■ **TO BE DONE**
Count how many lines hold the string "trajectories". Answer with that number and nothing more.

■ **DATA FOR THIS TASK**
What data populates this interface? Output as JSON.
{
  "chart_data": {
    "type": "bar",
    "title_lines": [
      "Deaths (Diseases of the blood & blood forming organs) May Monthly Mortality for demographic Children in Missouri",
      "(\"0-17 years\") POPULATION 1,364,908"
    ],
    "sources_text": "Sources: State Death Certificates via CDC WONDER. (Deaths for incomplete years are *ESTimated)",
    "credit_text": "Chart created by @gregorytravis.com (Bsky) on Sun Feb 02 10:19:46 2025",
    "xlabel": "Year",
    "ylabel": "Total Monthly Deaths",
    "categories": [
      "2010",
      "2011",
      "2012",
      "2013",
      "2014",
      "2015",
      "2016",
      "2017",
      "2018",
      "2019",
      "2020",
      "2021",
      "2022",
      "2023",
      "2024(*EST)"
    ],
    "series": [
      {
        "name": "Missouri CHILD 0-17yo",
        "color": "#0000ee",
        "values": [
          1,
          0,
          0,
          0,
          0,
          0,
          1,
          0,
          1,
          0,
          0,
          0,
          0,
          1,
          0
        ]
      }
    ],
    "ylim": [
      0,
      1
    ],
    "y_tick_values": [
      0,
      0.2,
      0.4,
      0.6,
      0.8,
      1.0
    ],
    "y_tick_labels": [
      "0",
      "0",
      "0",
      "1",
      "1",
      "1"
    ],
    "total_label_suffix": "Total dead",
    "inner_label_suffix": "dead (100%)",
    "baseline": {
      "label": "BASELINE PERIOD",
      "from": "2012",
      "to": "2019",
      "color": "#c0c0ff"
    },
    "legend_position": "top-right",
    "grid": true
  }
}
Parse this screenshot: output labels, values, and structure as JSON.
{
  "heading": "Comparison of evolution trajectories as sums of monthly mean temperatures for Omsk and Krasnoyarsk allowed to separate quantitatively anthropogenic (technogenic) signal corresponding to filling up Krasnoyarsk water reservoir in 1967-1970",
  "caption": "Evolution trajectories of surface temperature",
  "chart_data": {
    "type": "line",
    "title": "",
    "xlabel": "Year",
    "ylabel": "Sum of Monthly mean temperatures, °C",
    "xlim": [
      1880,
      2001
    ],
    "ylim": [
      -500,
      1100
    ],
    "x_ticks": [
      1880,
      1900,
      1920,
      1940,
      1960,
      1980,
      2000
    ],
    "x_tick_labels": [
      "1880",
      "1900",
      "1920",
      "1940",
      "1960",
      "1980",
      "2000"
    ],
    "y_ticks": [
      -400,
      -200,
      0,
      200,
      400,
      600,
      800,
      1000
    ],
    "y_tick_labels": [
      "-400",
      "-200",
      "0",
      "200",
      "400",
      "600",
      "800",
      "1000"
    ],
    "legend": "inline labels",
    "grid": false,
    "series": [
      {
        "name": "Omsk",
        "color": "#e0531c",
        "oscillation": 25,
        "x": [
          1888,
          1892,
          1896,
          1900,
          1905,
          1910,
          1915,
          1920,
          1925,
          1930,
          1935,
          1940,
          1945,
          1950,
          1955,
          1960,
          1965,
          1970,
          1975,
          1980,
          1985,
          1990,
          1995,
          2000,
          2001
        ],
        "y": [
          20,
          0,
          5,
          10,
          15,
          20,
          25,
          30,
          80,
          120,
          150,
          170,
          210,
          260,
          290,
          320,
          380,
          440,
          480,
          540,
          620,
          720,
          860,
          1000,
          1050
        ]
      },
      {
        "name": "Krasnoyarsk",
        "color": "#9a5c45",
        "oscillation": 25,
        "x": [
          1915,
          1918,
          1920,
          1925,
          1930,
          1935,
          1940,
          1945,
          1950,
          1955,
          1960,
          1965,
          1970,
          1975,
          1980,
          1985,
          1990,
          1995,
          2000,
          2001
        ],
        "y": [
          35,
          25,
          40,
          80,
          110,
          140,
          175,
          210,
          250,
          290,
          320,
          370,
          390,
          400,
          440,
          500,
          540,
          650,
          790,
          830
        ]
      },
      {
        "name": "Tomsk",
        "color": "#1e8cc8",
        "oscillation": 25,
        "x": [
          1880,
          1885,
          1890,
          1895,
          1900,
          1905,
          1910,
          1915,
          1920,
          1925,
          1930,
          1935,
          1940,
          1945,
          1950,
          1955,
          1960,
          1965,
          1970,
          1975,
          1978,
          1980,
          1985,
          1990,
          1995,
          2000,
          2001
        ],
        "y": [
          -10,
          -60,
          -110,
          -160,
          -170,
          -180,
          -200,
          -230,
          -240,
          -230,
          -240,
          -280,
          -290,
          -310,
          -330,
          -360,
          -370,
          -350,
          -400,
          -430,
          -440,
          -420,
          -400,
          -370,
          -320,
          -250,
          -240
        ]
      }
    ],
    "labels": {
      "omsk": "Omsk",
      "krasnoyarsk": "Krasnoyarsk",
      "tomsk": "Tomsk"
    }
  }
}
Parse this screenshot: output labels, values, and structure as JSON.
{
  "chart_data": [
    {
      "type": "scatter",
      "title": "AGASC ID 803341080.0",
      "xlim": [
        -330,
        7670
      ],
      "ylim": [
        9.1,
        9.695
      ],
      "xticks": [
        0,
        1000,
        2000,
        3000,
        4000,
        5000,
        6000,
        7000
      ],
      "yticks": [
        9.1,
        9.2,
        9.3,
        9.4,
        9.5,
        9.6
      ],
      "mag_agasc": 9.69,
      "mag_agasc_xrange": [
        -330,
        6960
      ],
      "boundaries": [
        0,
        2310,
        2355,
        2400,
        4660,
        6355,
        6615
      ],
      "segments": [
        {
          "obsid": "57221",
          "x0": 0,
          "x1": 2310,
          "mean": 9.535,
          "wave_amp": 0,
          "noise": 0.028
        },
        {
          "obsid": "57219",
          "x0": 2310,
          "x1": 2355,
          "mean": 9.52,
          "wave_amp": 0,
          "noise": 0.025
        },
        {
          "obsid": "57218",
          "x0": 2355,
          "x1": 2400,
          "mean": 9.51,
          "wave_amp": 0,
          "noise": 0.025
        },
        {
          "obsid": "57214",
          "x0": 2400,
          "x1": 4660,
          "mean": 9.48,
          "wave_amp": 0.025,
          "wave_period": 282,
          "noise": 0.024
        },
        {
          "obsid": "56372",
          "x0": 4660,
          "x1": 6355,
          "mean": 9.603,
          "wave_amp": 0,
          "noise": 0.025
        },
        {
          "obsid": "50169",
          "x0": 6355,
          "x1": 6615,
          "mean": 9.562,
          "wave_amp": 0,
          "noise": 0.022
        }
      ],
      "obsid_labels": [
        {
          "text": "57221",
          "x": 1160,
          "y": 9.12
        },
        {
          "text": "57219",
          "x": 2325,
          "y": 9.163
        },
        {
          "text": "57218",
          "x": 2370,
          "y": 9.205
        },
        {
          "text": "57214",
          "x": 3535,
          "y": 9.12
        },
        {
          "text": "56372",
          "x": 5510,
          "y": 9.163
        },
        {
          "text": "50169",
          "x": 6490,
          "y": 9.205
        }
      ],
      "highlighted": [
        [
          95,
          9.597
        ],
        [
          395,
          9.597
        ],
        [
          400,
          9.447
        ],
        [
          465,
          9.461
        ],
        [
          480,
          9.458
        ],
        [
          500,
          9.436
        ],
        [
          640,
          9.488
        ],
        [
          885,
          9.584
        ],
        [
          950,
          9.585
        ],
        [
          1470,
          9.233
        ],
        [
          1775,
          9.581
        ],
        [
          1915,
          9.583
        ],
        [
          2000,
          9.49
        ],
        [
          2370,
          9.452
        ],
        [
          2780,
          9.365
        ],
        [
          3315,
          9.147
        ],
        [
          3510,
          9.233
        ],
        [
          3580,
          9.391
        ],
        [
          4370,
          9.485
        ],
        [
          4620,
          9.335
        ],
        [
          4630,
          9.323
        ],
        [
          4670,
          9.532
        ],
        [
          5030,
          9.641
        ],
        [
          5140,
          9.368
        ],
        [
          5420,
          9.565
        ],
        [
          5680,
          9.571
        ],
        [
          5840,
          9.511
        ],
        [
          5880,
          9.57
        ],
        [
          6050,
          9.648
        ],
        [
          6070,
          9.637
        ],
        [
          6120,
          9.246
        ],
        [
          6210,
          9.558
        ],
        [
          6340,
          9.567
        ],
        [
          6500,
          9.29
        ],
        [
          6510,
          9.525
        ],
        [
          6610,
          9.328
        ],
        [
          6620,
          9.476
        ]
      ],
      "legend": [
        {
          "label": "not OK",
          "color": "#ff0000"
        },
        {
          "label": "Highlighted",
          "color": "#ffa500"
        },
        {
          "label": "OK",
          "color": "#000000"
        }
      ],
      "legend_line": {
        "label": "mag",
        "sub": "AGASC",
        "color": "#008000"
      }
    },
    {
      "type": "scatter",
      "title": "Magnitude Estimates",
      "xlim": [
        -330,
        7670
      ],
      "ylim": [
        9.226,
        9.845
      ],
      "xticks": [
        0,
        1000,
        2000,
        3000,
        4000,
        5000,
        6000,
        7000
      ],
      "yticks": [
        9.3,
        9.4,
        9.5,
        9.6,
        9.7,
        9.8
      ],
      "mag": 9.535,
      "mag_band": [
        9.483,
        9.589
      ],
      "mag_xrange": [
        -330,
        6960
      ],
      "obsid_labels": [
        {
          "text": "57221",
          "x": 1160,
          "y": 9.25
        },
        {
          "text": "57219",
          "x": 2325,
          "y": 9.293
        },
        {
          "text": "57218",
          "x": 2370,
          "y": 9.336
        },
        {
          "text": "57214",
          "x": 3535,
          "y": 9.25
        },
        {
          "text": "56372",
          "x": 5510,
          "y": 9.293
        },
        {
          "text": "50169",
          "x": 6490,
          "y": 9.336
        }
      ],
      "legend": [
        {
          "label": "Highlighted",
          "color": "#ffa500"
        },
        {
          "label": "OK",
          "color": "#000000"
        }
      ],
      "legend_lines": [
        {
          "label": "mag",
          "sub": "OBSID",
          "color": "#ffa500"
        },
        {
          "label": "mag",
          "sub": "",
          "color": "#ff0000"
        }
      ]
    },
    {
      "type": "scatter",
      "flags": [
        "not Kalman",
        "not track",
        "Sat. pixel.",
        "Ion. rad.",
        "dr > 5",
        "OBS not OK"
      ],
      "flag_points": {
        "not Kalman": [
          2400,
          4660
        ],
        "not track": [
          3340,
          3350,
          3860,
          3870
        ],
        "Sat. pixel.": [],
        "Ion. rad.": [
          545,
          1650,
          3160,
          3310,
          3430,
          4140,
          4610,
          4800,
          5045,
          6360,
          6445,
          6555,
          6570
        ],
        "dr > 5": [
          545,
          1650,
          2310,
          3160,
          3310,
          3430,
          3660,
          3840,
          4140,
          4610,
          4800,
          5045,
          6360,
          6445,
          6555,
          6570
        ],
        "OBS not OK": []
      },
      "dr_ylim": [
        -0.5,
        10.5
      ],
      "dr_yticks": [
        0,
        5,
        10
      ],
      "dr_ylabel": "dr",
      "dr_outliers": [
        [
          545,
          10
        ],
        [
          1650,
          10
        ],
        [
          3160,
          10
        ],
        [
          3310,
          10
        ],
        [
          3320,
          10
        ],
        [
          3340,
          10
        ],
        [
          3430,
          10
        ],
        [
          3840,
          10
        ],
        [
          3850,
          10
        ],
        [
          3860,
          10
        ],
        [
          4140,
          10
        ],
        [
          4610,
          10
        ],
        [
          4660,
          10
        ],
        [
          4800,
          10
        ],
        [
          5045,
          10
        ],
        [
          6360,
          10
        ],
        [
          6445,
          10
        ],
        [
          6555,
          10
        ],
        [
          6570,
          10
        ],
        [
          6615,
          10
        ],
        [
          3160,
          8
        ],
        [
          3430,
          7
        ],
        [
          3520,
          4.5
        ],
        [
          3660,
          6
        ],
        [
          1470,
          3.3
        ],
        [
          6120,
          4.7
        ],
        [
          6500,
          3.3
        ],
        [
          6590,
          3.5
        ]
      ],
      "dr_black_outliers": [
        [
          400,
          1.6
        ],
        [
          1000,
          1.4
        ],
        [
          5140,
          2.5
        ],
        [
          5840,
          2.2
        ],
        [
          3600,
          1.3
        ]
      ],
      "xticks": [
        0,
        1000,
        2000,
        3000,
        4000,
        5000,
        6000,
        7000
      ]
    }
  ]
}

■ **ANSWER TO THE PROBLEM**
2